Given request:
Reproduce each record below exactly as written.

Data to process:
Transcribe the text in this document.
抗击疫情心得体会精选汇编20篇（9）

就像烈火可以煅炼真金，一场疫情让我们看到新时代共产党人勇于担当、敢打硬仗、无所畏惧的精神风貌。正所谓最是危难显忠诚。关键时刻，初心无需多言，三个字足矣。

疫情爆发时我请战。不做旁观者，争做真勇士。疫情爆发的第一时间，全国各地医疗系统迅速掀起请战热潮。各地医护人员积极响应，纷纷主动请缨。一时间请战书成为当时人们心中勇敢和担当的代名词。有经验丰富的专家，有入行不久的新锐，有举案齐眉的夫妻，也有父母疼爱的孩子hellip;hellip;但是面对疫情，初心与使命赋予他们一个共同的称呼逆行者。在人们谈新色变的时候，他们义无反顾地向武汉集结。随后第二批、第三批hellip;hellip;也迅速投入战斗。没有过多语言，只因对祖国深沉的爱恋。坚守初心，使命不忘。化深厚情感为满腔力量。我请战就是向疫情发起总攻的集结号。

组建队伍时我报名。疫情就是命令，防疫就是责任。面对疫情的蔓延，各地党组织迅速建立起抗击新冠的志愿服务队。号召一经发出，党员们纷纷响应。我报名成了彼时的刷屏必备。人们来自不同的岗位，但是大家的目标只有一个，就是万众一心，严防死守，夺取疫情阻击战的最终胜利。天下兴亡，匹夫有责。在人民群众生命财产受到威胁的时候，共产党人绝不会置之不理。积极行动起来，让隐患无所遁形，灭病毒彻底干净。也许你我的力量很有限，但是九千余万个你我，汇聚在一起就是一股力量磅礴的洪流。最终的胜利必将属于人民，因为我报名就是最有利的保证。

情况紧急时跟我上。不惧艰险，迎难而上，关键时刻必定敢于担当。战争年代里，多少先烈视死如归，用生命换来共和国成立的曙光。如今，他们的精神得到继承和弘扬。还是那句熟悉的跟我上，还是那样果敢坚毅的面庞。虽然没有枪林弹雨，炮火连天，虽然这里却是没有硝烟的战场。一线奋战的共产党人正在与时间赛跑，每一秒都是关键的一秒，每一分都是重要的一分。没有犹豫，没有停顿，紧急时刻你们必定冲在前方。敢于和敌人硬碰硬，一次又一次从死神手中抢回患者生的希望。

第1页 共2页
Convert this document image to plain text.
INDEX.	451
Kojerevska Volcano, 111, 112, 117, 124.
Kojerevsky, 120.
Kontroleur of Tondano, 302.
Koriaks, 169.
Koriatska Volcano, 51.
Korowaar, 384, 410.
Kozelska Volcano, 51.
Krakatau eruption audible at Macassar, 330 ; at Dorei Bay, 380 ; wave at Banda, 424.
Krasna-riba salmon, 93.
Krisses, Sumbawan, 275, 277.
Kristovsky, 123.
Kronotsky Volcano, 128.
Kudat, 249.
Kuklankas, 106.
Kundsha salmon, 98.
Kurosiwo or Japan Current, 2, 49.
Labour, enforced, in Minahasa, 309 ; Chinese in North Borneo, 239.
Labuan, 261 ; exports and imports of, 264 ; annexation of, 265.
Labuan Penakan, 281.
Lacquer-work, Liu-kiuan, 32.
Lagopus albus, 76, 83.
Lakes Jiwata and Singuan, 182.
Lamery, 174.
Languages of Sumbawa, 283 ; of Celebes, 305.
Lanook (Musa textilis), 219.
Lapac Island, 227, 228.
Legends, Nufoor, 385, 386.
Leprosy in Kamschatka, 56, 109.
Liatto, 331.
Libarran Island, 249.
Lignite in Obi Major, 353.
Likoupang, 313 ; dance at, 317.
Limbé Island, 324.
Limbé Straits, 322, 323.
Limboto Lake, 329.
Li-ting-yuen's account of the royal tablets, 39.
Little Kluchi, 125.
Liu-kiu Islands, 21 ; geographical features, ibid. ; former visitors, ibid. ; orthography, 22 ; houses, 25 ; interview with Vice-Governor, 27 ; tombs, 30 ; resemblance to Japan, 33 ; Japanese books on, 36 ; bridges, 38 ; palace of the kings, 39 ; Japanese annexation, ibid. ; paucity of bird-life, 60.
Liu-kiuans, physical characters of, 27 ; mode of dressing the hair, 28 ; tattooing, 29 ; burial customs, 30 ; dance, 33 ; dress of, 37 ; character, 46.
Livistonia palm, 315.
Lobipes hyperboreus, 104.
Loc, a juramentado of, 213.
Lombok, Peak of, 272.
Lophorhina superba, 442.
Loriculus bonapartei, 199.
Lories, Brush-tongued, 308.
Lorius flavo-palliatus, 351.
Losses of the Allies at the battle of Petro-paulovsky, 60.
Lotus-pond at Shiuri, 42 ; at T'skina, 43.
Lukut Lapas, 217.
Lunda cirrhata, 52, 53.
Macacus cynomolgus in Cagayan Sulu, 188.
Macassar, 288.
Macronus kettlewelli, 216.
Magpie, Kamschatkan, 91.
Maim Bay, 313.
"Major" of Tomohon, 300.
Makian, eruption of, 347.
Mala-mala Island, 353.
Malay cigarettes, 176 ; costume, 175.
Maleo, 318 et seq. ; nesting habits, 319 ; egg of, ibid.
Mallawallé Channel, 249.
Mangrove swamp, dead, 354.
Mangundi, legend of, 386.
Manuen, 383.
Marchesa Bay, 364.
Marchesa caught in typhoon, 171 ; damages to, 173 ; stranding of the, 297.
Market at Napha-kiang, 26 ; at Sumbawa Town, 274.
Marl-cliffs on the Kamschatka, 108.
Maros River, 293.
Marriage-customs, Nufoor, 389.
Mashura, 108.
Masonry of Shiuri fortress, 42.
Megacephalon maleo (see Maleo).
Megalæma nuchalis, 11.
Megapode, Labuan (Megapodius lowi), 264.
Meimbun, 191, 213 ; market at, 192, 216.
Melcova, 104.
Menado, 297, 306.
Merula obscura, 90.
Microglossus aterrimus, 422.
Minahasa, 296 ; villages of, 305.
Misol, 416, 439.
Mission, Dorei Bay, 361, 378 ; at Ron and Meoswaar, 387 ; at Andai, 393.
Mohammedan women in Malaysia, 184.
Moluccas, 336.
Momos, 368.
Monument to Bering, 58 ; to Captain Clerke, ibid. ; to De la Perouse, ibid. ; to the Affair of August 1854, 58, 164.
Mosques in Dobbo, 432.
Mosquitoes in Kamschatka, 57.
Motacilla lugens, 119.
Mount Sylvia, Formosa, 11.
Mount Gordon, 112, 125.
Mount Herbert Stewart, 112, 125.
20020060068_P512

Worked solution:
Transcribe the text in this document.
抗击疫情心得体会精选汇编20篇（9）

就像烈火可以煅炼真金，一场疫情让我们看到新时代共产党人勇于担当、敢打硬仗、无所畏惧的精神风貌。正所谓最是危难显忠诚。关键时刻，初心无需多言，三个字足矣。

疫情爆发时我请战。不做旁观者，争做真勇士。疫情爆发的第一时间，全国各地医疗系统迅速掀起请战热潮。各地医护人员积极响应，纷纷主动请缨。一时间请战书成为当时人们心中勇敢和担当的代名词。有经验丰富的专家，有入行不久的新锐，有举案齐眉的夫妻，也有父母疼爱的孩子hellip;hellip;但是面对疫情，初心与使命赋予他们一个共同的称呼逆行者。在人们谈新色变的时候，他们义无反顾地向武汉集结。随后第二批、第三批hellip;hellip;也迅速投入战斗。没有过多语言，只因对祖国深沉的爱恋。坚守初心，使命不忘。化深厚情感为满腔力量。我请战就是向疫情发起总攻的集结号。

组建队伍时我报名。疫情就是命令，防疫就是责任。面对疫情的蔓延，各地党组织迅速建立起抗击新冠的志愿服务队。号召一经发出，党员们纷纷响应。我报名成了彼时的刷屏必备。人们来自不同的岗位，但是大家的目标只有一个，就是万众一心，严防死守，夺取疫情阻击战的最终胜利。天下兴亡，匹夫有责。在人民群众生命财产受到威胁的时候，共产党人绝不会置之不理。积极行动起来，让隐患无所遁形，灭病毒彻底干净。也许你我的力量很有限，但是九千余万个你我，汇聚在一起就是一股力量磅礴的洪流。最终的胜利必将属于人民，因为我报名就是最有利的保证。

情况紧急时跟我上。不惧艰险，迎难而上，关键时刻必定敢于担当。战争年代里，多少先烈视死如归，用生命换来共和国成立的曙光。如今，他们的精神得到继承和弘扬。还是那句熟悉的跟我上，还是那样果敢坚毅的面庞。虽然没有枪林弹雨，炮火连天，虽然这里却是没有硝烟的战场。一线奋战的共产党人正在与时间赛跑，每一秒都是关键的一秒，每一分都是重要的一分。没有犹豫，没有停顿，紧急时刻你们必定冲在前方。敢于和敌人硬碰硬，一次又一次从死神手中抢回患者生的希望。

第1页 共2页
Convert this document image to plain text.
INDEX.	451
Kojerevska Volcano, 111, 112, 117, 124.
Kojerevsky, 120.
Kontroleur of Tondano, 302.
Koriaks, 169.
Koriatska Volcano, 51.
Korowaar, 384, 410.
Kozelska Volcano, 51.
Krakatau eruption audible at Macassar, 330 ; at Dorei Bay, 380 ; wave at Banda, 424.
Krasna-riba salmon, 93.
Krisses, Sumbawan, 275, 277.
Kristovsky, 123.
Kronotsky Volcano, 128.
Kudat, 249.
Kuklankas, 106.
Kundsha salmon, 98.
Kurosiwo or Japan Current, 2, 49.
Labour, enforced, in Minahasa, 309 ; Chinese in North Borneo, 239.
Labuan, 261 ; exports and imports of, 264 ; annexation of, 265.
Labuan Penakan, 281.
Lacquer-work, Liu-kiuan, 32.
Lagopus albus, 76, 83.
Lakes Jiwata and Singuan, 182.
Lamery, 174.
Languages of Sumbawa, 283 ; of Celebes, 305.
Lanook (Musa textilis), 219.
Lapac Island, 227, 228.
Legends, Nufoor, 385, 386.
Leprosy in Kamschatka, 56, 109.
Liatto, 331.
Libarran Island, 249.
Lignite in Obi Major, 353.
Likoupang, 313 ; dance at, 317.
Limbé Island, 324.
Limbé Straits, 322, 323.
Limboto Lake, 329.
Li-ting-yuen's account of the royal tablets, 39.
Little Kluchi, 125.
Liu-kiu Islands, 21 ; geographical features, ibid. ; former visitors, ibid. ; orthography, 22 ; houses, 25 ; interview with Vice-Governor, 27 ; tombs, 30 ; resemblance to Japan, 33 ; Japanese books on, 36 ; bridges, 38 ; palace of the kings, 39 ; Japanese annexation, ibid. ; paucity of bird-life, 60.
Liu-kiuans, physical characters of, 27 ; mode of dressing the hair, 28 ; tattooing, 29 ; burial customs, 30 ; dance, 33 ; dress of, 37 ; character, 46.
Livistonia palm, 315.
Lobipes hyperboreus, 104.
Loc, a juramentado of, 213.
Lombok, Peak of, 272.
Lophorhina superba, 442.
Loriculus bonapartei, 199.
Lories, Brush-tongued, 308.
Lorius flavo-palliatus, 351.
Losses of the Allies at the battle of Petro-paulovsky, 60.
Lotus-pond at Shiuri, 42 ; at T'skina, 43.
Lukut Lapas, 217.
Lunda cirrhata, 52, 53.
Macacus cynomolgus in Cagayan Sulu, 188.
Macassar, 288.
Macronus kettlewelli, 216.
Magpie, Kamschatkan, 91.
Maim Bay, 313.
"Major" of Tomohon, 300.
Makian, eruption of, 347.
Mala-mala Island, 353.
Malay cigarettes, 176 ; costume, 175.
Maleo, 318 et seq. ; nesting habits, 319 ; egg of, ibid.
Mallawallé Channel, 249.
Mangrove swamp, dead, 354.
Mangundi, legend of, 386.
Manuen, 383.
Marchesa Bay, 364.
Marchesa caught in typhoon, 171 ; damages to, 173 ; stranding of the, 297.
Market at Napha-kiang, 26 ; at Sumbawa Town, 274.
Marl-cliffs on the Kamschatka, 108.
Maros River, 293.
Marriage-customs, Nufoor, 389.
Mashura, 108.
Masonry of Shiuri fortress, 42.
Megacephalon maleo (see Maleo).
Megalæma nuchalis, 11.
Megapode, Labuan (Megapodius lowi), 264.
Meimbun, 191, 213 ; market at, 192, 216.
Melcova, 104.
Menado, 297, 306.
Merula obscura, 90.
Microglossus aterrimus, 422.
Minahasa, 296 ; villages of, 305.
Misol, 416, 439.
Mission, Dorei Bay, 361, 378 ; at Ron and Meoswaar, 387 ; at Andai, 393.
Mohammedan women in Malaysia, 184.
Moluccas, 336.
Momos, 368.
Monument to Bering, 58 ; to Captain Clerke, ibid. ; to De la Perouse, ibid. ; to the Affair of August 1854, 58, 164.
Mosques in Dobbo, 432.
Mosquitoes in Kamschatka, 57.
Motacilla lugens, 119.
Mount Sylvia, Formosa, 11.
Mount Gordon, 112, 125.
Mount Herbert Stewart, 112, 125.
20020060068_P512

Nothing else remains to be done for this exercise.